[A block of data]
## START

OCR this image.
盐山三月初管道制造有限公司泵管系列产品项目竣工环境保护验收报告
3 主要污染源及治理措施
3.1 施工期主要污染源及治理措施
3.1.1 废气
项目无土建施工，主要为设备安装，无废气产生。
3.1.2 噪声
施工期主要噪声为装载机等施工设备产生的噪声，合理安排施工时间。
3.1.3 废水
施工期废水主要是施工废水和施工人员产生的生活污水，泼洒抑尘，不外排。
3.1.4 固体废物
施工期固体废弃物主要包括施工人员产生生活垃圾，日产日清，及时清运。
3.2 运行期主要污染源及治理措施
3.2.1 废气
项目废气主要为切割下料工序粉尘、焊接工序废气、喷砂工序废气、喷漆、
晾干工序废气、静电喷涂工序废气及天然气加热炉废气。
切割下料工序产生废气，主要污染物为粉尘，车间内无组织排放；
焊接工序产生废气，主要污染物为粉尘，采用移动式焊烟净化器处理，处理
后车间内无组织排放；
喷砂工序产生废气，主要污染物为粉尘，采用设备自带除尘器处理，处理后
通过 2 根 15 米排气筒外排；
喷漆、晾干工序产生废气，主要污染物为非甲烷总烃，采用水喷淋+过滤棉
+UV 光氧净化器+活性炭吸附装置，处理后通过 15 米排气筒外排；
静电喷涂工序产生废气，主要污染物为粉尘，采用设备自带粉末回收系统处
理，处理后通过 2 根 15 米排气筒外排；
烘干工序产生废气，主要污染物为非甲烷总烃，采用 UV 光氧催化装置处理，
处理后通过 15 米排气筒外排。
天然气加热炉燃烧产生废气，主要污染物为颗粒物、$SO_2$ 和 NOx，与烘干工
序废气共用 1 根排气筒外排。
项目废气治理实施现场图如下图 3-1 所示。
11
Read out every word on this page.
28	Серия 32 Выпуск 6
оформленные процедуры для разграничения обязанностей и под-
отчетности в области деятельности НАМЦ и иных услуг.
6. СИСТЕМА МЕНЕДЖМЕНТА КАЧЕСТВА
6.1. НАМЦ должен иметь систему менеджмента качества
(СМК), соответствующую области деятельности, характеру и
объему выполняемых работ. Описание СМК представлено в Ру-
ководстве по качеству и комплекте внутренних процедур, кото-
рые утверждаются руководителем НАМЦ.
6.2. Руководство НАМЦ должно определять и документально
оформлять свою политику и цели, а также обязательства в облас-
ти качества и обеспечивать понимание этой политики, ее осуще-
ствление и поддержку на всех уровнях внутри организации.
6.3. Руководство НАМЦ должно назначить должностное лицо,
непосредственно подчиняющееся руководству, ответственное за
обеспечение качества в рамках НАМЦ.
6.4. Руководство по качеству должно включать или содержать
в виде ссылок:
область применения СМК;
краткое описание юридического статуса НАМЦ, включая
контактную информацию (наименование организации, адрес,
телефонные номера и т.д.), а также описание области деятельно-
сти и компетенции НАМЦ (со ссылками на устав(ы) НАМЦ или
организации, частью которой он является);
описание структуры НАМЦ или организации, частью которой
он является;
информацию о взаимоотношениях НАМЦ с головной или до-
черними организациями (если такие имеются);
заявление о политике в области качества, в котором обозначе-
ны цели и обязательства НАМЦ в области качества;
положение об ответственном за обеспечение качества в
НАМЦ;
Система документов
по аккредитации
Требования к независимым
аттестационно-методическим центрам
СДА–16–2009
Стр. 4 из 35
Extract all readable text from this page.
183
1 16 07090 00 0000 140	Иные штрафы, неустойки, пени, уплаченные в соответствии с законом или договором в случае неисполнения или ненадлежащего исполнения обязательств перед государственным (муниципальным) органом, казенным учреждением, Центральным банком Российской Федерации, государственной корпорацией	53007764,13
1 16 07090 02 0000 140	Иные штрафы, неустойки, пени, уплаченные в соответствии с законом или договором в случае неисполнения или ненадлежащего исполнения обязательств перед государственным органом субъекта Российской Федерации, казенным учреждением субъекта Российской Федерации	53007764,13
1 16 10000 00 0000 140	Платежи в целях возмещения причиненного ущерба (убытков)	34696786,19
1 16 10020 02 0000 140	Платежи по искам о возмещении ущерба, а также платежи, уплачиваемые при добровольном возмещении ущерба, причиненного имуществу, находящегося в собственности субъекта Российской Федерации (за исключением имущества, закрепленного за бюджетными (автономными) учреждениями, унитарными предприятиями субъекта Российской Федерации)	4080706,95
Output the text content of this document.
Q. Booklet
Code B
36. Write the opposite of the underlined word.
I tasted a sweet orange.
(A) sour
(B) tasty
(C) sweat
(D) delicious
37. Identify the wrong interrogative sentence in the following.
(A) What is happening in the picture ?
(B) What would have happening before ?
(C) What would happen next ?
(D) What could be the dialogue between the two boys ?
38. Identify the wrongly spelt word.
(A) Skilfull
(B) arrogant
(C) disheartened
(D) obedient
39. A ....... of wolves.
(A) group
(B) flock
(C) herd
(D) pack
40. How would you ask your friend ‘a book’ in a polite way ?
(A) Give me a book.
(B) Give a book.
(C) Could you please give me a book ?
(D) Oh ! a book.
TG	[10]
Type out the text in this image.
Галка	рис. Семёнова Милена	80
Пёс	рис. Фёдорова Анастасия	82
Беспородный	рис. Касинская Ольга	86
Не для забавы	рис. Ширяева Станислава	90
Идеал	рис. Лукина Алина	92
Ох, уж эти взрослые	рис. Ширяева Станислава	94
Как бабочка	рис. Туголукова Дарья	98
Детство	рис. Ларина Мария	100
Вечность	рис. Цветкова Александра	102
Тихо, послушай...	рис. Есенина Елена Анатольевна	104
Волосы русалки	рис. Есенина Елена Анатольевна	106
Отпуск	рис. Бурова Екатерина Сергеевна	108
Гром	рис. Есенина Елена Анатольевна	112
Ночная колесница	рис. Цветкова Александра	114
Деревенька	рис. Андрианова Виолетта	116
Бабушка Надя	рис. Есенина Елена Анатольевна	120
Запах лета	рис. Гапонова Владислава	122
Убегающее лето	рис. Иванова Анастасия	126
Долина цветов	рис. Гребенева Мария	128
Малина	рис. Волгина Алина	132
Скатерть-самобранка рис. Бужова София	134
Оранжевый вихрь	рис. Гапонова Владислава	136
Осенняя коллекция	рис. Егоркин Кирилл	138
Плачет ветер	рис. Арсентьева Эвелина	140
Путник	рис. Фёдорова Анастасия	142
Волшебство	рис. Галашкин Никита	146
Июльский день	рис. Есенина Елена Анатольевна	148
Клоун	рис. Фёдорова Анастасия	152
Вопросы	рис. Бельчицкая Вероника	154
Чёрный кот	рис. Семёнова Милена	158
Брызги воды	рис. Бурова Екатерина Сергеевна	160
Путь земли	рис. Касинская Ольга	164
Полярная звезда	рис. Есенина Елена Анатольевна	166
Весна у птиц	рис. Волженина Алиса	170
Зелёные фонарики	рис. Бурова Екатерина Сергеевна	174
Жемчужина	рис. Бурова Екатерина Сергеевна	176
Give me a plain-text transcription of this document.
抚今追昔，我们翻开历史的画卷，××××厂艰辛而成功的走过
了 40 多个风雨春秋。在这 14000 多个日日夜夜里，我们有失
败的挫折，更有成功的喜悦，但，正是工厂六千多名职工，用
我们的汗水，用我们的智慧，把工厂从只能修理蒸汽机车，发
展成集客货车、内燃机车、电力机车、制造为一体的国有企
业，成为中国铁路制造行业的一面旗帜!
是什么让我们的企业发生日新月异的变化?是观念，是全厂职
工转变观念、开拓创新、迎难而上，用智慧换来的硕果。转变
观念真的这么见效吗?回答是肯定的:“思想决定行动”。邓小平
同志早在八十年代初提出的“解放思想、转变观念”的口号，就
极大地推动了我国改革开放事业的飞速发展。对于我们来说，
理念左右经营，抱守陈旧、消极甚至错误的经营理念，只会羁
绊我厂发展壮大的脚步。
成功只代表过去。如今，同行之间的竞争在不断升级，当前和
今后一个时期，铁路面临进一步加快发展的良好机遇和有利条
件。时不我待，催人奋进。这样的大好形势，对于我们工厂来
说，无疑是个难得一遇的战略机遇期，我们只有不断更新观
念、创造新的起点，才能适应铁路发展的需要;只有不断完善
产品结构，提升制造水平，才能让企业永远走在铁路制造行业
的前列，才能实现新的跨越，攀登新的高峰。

## END

Out of the material above, gather each line where "неисполнения" appears.

1 16 07090 00 0000 140	Иные штрафы, неустойки, пени, уплаченные в соответствии с законом или договором в случае неисполнения или ненадлежащего исполнения обязательств перед государственным (муниципальным) органом, казенным учреждением, Центральным банком Российской Федерации, государственной корпорацией	53007764,13
1 16 07090 02 0000 140	Иные штрафы, неустойки, пени, уплаченные в соответствии с законом или договором в случае неисполнения или ненадлежащего исполнения обязательств перед государственным органом субъекта Российской Федерации, казенным учреждением субъекта Российской Федерации	53007764,13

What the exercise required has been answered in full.